Raw records
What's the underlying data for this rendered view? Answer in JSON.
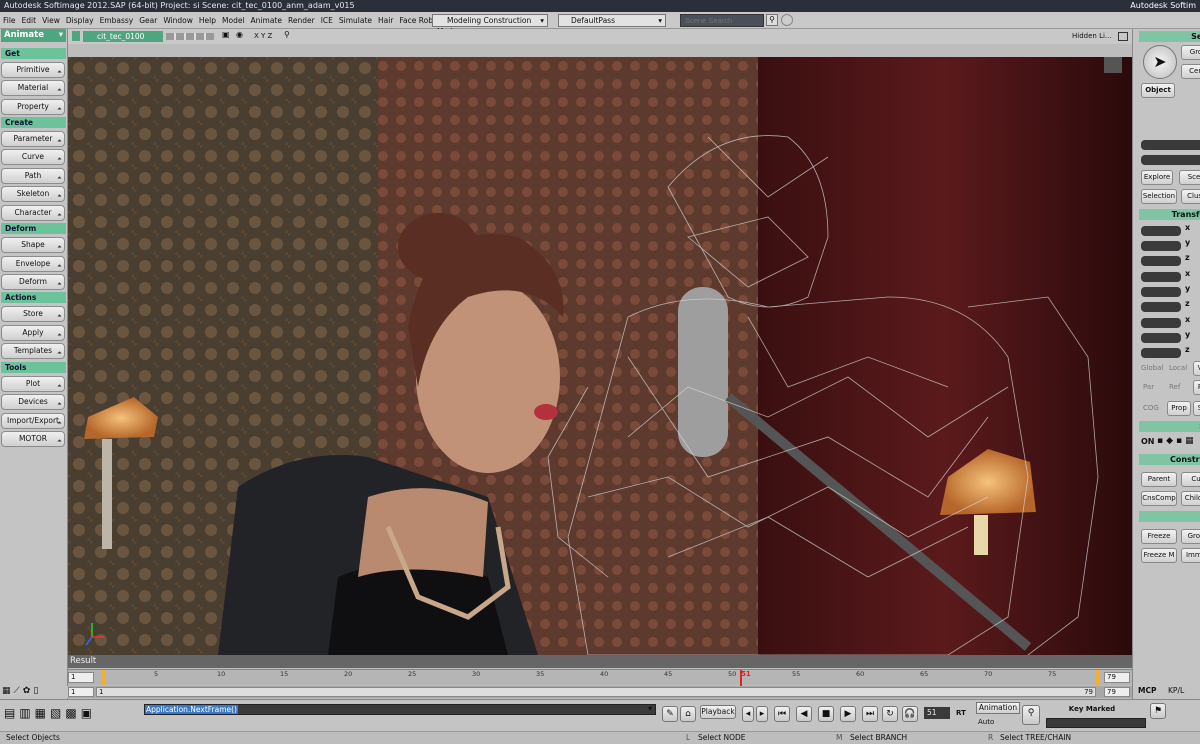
{
  "titlebar": {
    "text": "Autodesk Softimage 2012.SAP (64-bit)    Project: si    Scene: cit_tec_0100_anm_adam_v015",
    "brand": "Autodesk Softim"
  },
  "menu": [
    "File",
    "Edit",
    "View",
    "Display",
    "Embassy",
    "Gear",
    "Window",
    "Help",
    "Model",
    "Animate",
    "Render",
    "ICE",
    "Simulate",
    "Hair",
    "Face Robot"
  ],
  "construction_mode": "Modeling Construction Mode",
  "pass": "DefaultPass",
  "scene_search_placeholder": "Scene Search",
  "left": {
    "mode": "Animate",
    "sections": {
      "get": "Get",
      "create": "Create",
      "deform": "Deform",
      "actions": "Actions",
      "tools": "Tools"
    },
    "get_buttons": [
      "Primitive",
      "Material",
      "Property"
    ],
    "create_buttons": [
      "Parameter",
      "Curve",
      "Path",
      "Skeleton",
      "Character"
    ],
    "deform_buttons": [
      "Shape",
      "Envelope",
      "Deform"
    ],
    "actions_buttons": [
      "Store",
      "Apply",
      "Templates"
    ],
    "tools_buttons": [
      "Plot",
      "Devices",
      "Import/Export",
      "MOTOR"
    ]
  },
  "viewport": {
    "camera": "cit_tec_0100",
    "axes": "X Y Z",
    "display": "Hidden Li..."
  },
  "result_label": "Result",
  "right": {
    "sel": "Sel",
    "gro": "Gro",
    "cen": "Cen",
    "object": "Object",
    "explore": "Explore",
    "sce": "Sce",
    "selection": "Selection",
    "clust": "Clust",
    "transform": "Transfo",
    "axes": [
      "x",
      "y",
      "z",
      "x",
      "y",
      "z",
      "x",
      "y",
      "z"
    ],
    "global": "Global",
    "local": "Local",
    "v": "V",
    "par": "Par",
    "ref": "Ref",
    "p": "P",
    "cog": "COG",
    "prop": "Prop",
    "s": "S",
    "snap": "S",
    "on": "ON",
    "constrain": "Constra",
    "parent": "Parent",
    "cu": "Cu",
    "cnscomp": "CnsComp",
    "childc": "ChildC",
    "freeze": "Freeze",
    "grou": "Grou",
    "freeze_m": "Freeze M",
    "immed": "Imme"
  },
  "timeline": {
    "start": "1",
    "end": "79",
    "current": "51",
    "ticks": [
      "5",
      "10",
      "15",
      "20",
      "25",
      "30",
      "35",
      "40",
      "45",
      "50",
      "55",
      "60",
      "65",
      "70",
      "75"
    ],
    "range_start": "1",
    "range_in": "1",
    "range_out": "79",
    "range_end": "79"
  },
  "playback": {
    "command": "Application.NextFrame()",
    "playback_label": "Playback",
    "frame": "51",
    "rt": "RT",
    "animation": "Animation",
    "auto": "Auto",
    "key_marked": "Key Marked Parameters",
    "mcp": "MCP",
    "kpl": "KP/L"
  },
  "status": {
    "left": "Select Objects",
    "l": "L",
    "l_text": "Select NODE",
    "m": "M",
    "m_text": "Select BRANCH",
    "r": "R",
    "r_text": "Select TREE/CHAIN"
  }
}
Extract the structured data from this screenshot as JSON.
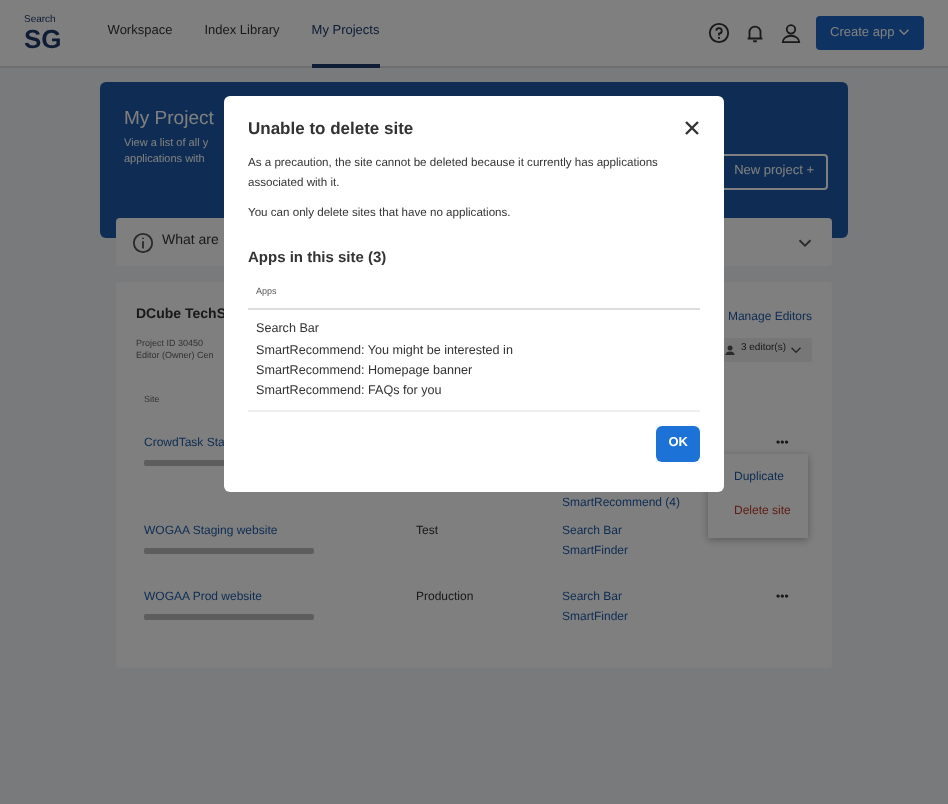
{
  "logo": {
    "top": "Search",
    "bottom": "SG"
  },
  "nav": [
    {
      "label": "Workspace",
      "selected": false
    },
    {
      "label": "Index Library",
      "selected": false
    },
    {
      "label": "My Projects",
      "selected": true
    }
  ],
  "create_button": "Create app",
  "banner": {
    "title": "My Project",
    "lines": [
      "View a list of all y",
      "applications with"
    ],
    "button": "New project +"
  },
  "info_bar": {
    "text": "What are"
  },
  "project": {
    "name": "DCube TechS",
    "manage": "Manage Editors",
    "meta": [
      "Project ID 30450",
      "Editor (Owner) Cen"
    ],
    "editors": "3 editor(s)",
    "column": "Site",
    "sites": [
      {
        "name": "CrowdTask Sta",
        "apps": [
          "SmartRecommend (4)"
        ],
        "more": "•••"
      },
      {
        "name": "WOGAA Staging website",
        "env": "Test",
        "apps": [
          "Search Bar",
          "SmartFinder"
        ]
      },
      {
        "name": "WOGAA Prod website",
        "env": "Production",
        "apps": [
          "Search Bar",
          "SmartFinder"
        ],
        "more": "•••"
      }
    ],
    "menu": [
      "Duplicate",
      "Delete site"
    ]
  },
  "modal": {
    "title": "Unable to delete site",
    "paragraphs": [
      "As a precaution, the site cannot be deleted because it currently has applications associated with it.",
      "You can only delete sites that have no applications."
    ],
    "subtitle": "Apps in this site (3)",
    "column": "Apps",
    "apps": [
      "Search Bar",
      "SmartRecommend: You might be interested in",
      "SmartRecommend: Homepage banner",
      "SmartRecommend: FAQs for you"
    ],
    "button": "OK"
  }
}
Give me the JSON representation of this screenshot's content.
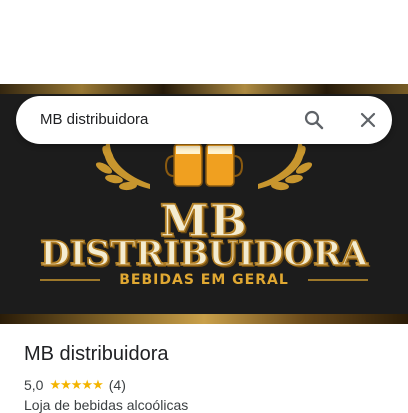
{
  "search": {
    "query": "MB distribuidora"
  },
  "hero": {
    "logo_line1": "MB",
    "logo_line2": "DISTRIBUIDORA",
    "logo_line3": "BEBIDAS EM GERAL"
  },
  "place": {
    "name": "MB distribuidora",
    "rating": "5,0",
    "stars": "★★★★★",
    "review_count": "(4)",
    "category": "Loja de bebidas alcoólicas"
  },
  "colors": {
    "star": "#f4b400",
    "logo_gold": "#b07d24",
    "logo_cream": "#f4ecd0",
    "hero_bg": "#1c1c1c"
  },
  "icons": [
    "search-icon",
    "close-icon",
    "beer-mugs-icon",
    "wheat-icon"
  ]
}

### WRITTEN REQUEST
Return every line above in which the string "data" occurs.

### RESULT
What's the underlying data for this rendered view? Answer in JSON.
Extract the structured data from this screenshot as JSON.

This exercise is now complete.